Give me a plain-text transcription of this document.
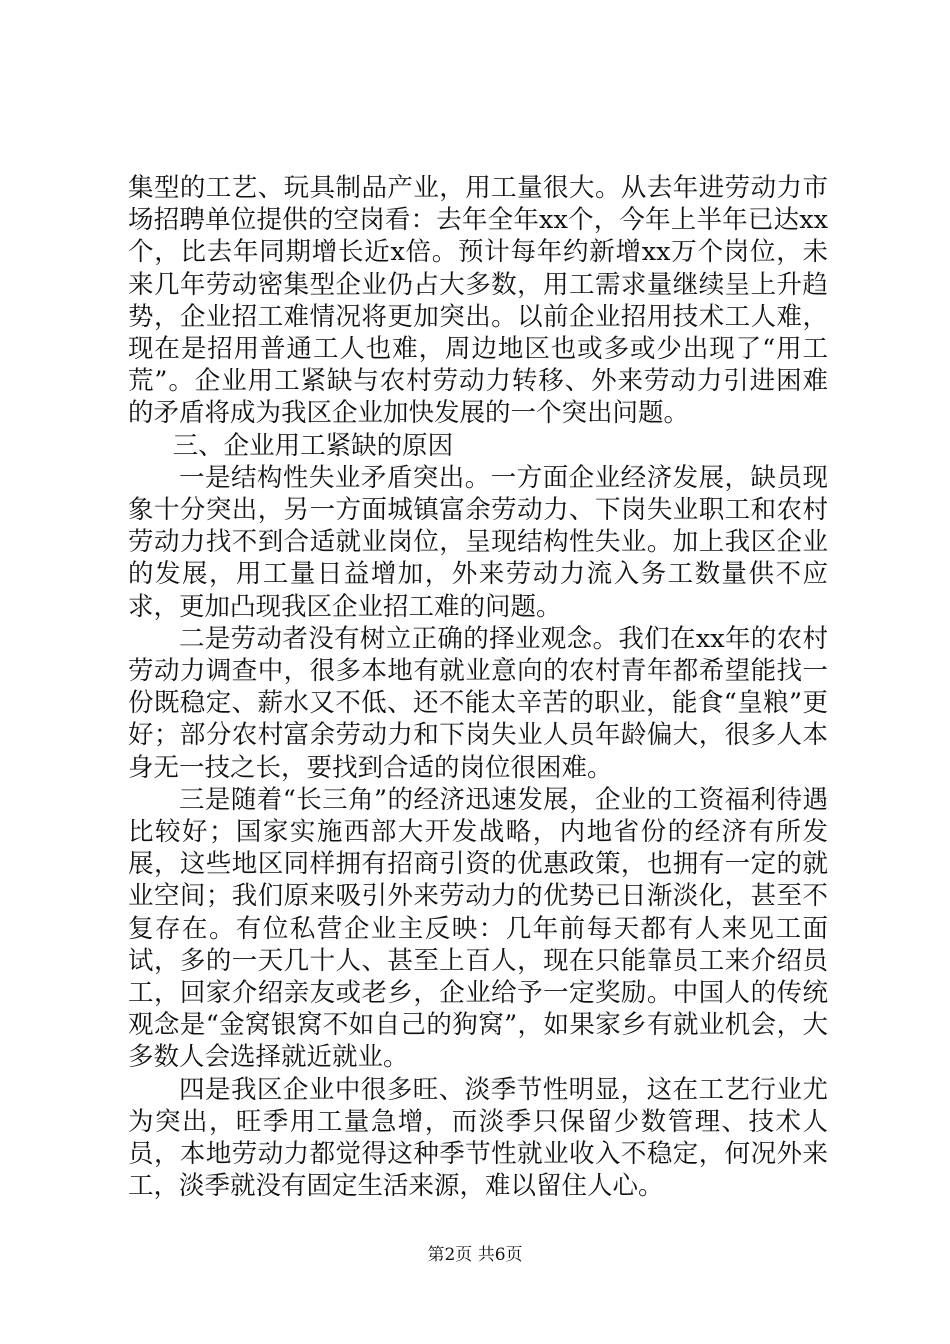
集型的工艺、玩具制品产业，用工量很大。从去年进劳动力市场招聘单位提供的空岗看：去年全年xx个，今年上半年已达xx个，比去年同期增长近x倍。预计每年约新增xx万个岗位，未来几年劳动密集型企业仍占大多数，用工需求量继续呈上升趋势，企业招工难情况将更加突出。以前企业招用技术工人难，现在是招用普通工人也难，周边地区也或多或少出现了“用工荒”。企业用工紧缺与农村劳动力转移、外来劳动力引进困难的矛盾将成为我区企业加快发展的一个突出问题。

三、企业用工紧缺的原因

一是结构性失业矛盾突出。一方面企业经济发展，缺员现象十分突出，另一方面城镇富余劳动力、下岗失业职工和农村劳动力找不到合适就业岗位，呈现结构性失业。加上我区企业的发展，用工量日益增加，外来劳动力流入务工数量供不应求，更加凸现我区企业招工难的问题。

二是劳动者没有树立正确的择业观念。我们在xx年的农村劳动力调查中，很多本地有就业意向的农村青年都希望能找一份既稳定、薪水又不低、还不能太辛苦的职业，能食“皇粮”更好；部分农村富余劳动力和下岗失业人员年龄偏大，很多人本身无一技之长，要找到合适的岗位很困难。

三是随着“长三角”的经济迅速发展，企业的工资福利待遇比较好；国家实施西部大开发战略，内地省份的经济有所发展，这些地区同样拥有招商引资的优惠政策，也拥有一定的就业空间；我们原来吸引外来劳动力的优势已日渐淡化，甚至不复存在。有位私营企业主反映：几年前每天都有人来见工面试，多的一天几十人、甚至上百人，现在只能靠员工来介绍员工，回家介绍亲友或老乡，企业给予一定奖励。中国人的传统观念是“金窝银窝不如自己的狗窝”，如果家乡有就业机会，大多数人会选择就近就业。

四是我区企业中很多旺、淡季节性明显，这在工艺行业尤为突出，旺季用工量急增，而淡季只保留少数管理、技术人员，本地劳动力都觉得这种季节性就业收入不稳定，何况外来工，淡季就没有固定生活来源，难以留住人心。

第2页 共6页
◆ ◆ ◆ ◆ ◆ ◆ ◆
Problem statement: In the copy, include all records verbatim but no images.

Answer to this exercise:
Give me a plain-text transcription of this document.
集型的工艺、玩具制品产业，用工量很大。从去年进劳动力市场招聘单位提供的空岗看：去年全年xx个，今年上半年已达xx个，比去年同期增长近x倍。预计每年约新增xx万个岗位，未来几年劳动密集型企业仍占大多数，用工需求量继续呈上升趋势，企业招工难情况将更加突出。以前企业招用技术工人难，现在是招用普通工人也难，周边地区也或多或少出现了“用工荒”。企业用工紧缺与农村劳动力转移、外来劳动力引进困难的矛盾将成为我区企业加快发展的一个突出问题。

三、企业用工紧缺的原因

一是结构性失业矛盾突出。一方面企业经济发展，缺员现象十分突出，另一方面城镇富余劳动力、下岗失业职工和农村劳动力找不到合适就业岗位，呈现结构性失业。加上我区企业的发展，用工量日益增加，外来劳动力流入务工数量供不应求，更加凸现我区企业招工难的问题。

二是劳动者没有树立正确的择业观念。我们在xx年的农村劳动力调查中，很多本地有就业意向的农村青年都希望能找一份既稳定、薪水又不低、还不能太辛苦的职业，能食“皇粮”更好；部分农村富余劳动力和下岗失业人员年龄偏大，很多人本身无一技之长，要找到合适的岗位很困难。

三是随着“长三角”的经济迅速发展，企业的工资福利待遇比较好；国家实施西部大开发战略，内地省份的经济有所发展，这些地区同样拥有招商引资的优惠政策，也拥有一定的就业空间；我们原来吸引外来劳动力的优势已日渐淡化，甚至不复存在。有位私营企业主反映：几年前每天都有人来见工面试，多的一天几十人、甚至上百人，现在只能靠员工来介绍员工，回家介绍亲友或老乡，企业给予一定奖励。中国人的传统观念是“金窝银窝不如自己的狗窝”，如果家乡有就业机会，大多数人会选择就近就业。

四是我区企业中很多旺、淡季节性明显，这在工艺行业尤为突出，旺季用工量急增，而淡季只保留少数管理、技术人员，本地劳动力都觉得这种季节性就业收入不稳定，何况外来工，淡季就没有固定生活来源，难以留住人心。

第2页 共6页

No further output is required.